● Problem to solve
Copy every entry word for word. Skip the pictures.

Dataset records
....

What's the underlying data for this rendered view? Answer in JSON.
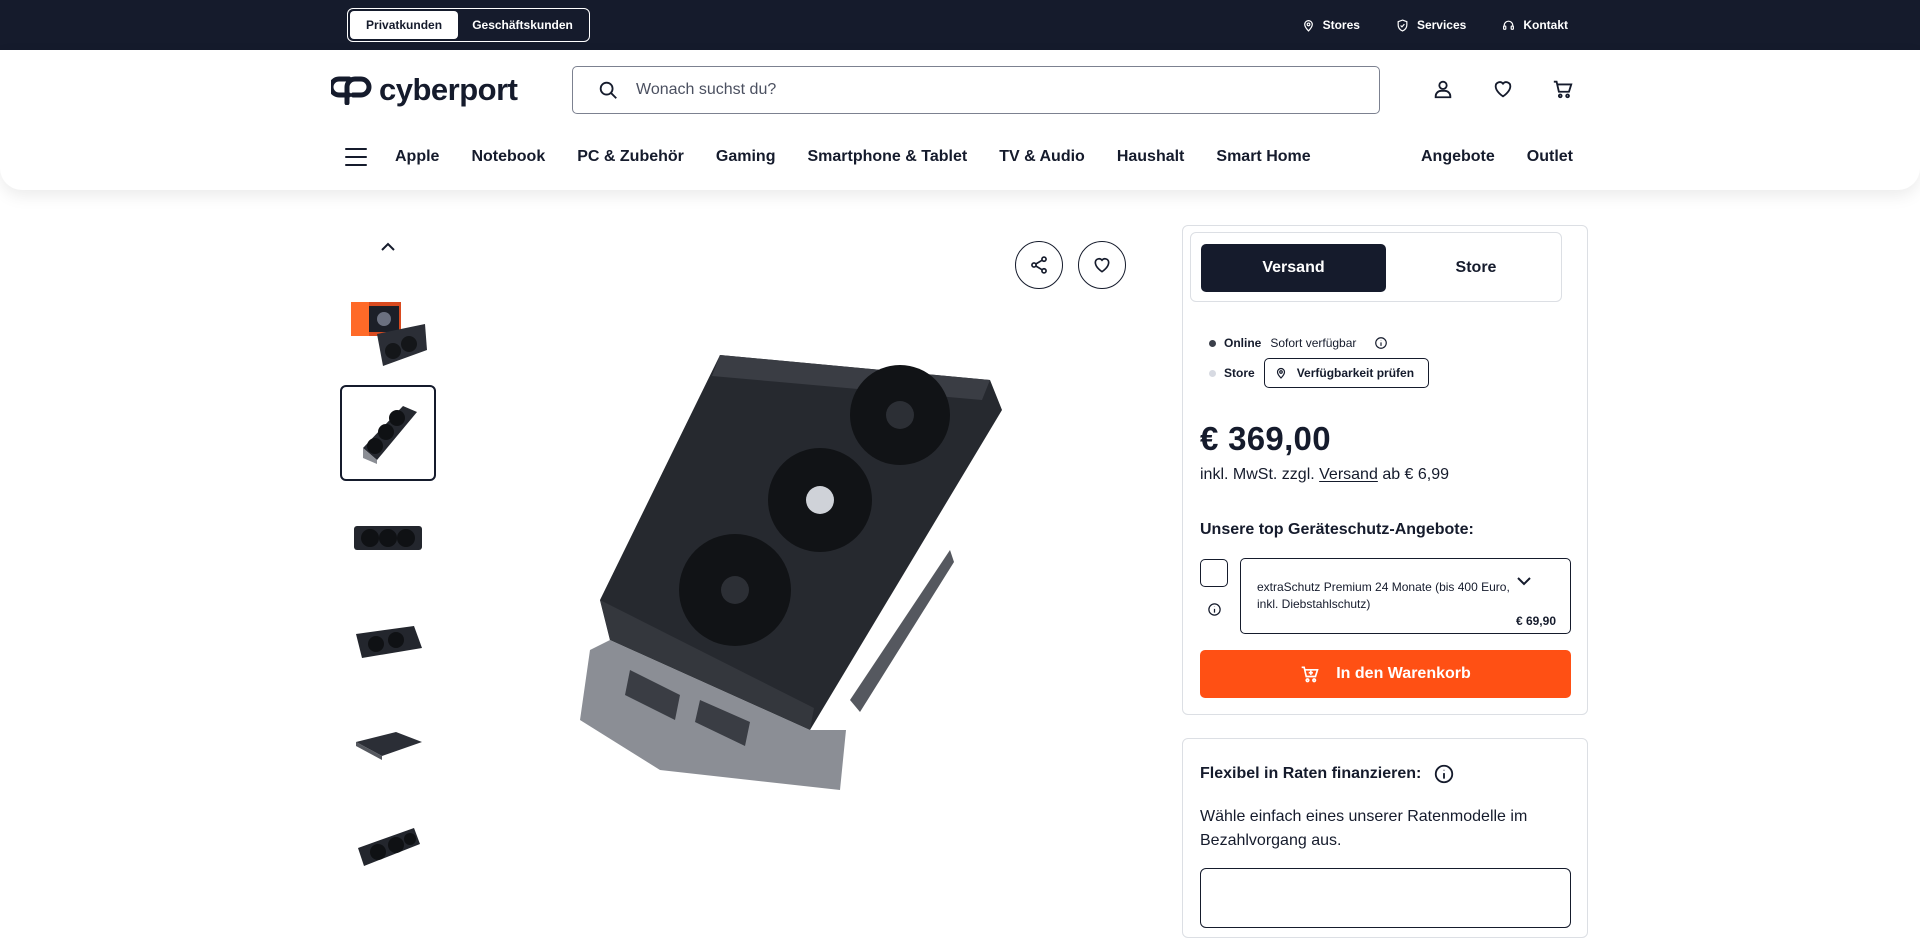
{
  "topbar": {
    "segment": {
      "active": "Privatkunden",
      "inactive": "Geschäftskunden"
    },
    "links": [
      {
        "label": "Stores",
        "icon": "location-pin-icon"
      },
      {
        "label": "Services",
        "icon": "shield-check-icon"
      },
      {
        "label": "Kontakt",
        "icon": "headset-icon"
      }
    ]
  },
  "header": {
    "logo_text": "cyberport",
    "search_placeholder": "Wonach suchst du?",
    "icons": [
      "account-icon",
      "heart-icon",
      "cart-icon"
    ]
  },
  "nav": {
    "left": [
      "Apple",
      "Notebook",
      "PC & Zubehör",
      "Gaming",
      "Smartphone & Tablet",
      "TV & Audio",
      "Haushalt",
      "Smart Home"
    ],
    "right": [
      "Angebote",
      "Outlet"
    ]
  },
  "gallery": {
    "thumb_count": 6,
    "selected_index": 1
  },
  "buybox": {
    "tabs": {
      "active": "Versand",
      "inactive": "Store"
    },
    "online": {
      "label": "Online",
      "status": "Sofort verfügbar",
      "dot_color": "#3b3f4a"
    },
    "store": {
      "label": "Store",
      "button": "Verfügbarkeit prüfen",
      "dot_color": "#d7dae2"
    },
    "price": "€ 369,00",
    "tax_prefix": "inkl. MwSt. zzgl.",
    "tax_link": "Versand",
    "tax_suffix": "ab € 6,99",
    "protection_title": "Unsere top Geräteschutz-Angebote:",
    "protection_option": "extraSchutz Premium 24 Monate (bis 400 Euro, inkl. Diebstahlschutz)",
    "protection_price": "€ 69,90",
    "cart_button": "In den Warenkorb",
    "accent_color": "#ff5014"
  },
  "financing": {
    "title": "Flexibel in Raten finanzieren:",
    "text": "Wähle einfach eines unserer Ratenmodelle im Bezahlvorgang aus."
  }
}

....

● Response
What's the underlying data for this rendered view? Answer in JSON.
{
  "topbar": {
    "segment": {
      "active": "Privatkunden",
      "inactive": "Geschäftskunden"
    },
    "links": [
      {
        "label": "Stores",
        "icon": "location-pin-icon"
      },
      {
        "label": "Services",
        "icon": "shield-check-icon"
      },
      {
        "label": "Kontakt",
        "icon": "headset-icon"
      }
    ]
  },
  "header": {
    "logo_text": "cyberport",
    "search_placeholder": "Wonach suchst du?",
    "icons": [
      "account-icon",
      "heart-icon",
      "cart-icon"
    ]
  },
  "nav": {
    "left": [
      "Apple",
      "Notebook",
      "PC & Zubehör",
      "Gaming",
      "Smartphone & Tablet",
      "TV & Audio",
      "Haushalt",
      "Smart Home"
    ],
    "right": [
      "Angebote",
      "Outlet"
    ]
  },
  "gallery": {
    "thumb_count": 6,
    "selected_index": 1
  },
  "buybox": {
    "tabs": {
      "active": "Versand",
      "inactive": "Store"
    },
    "online": {
      "label": "Online",
      "status": "Sofort verfügbar",
      "dot_color": "#3b3f4a"
    },
    "store": {
      "label": "Store",
      "button": "Verfügbarkeit prüfen",
      "dot_color": "#d7dae2"
    },
    "price": "€ 369,00",
    "tax_prefix": "inkl. MwSt. zzgl.",
    "tax_link": "Versand",
    "tax_suffix": "ab € 6,99",
    "protection_title": "Unsere top Geräteschutz-Angebote:",
    "protection_option": "extraSchutz Premium 24 Monate (bis 400 Euro, inkl. Diebstahlschutz)",
    "protection_price": "€ 69,90",
    "cart_button": "In den Warenkorb",
    "accent_color": "#ff5014"
  },
  "financing": {
    "title": "Flexibel in Raten finanzieren:",
    "text": "Wähle einfach eines unserer Ratenmodelle im Bezahlvorgang aus."
  }
}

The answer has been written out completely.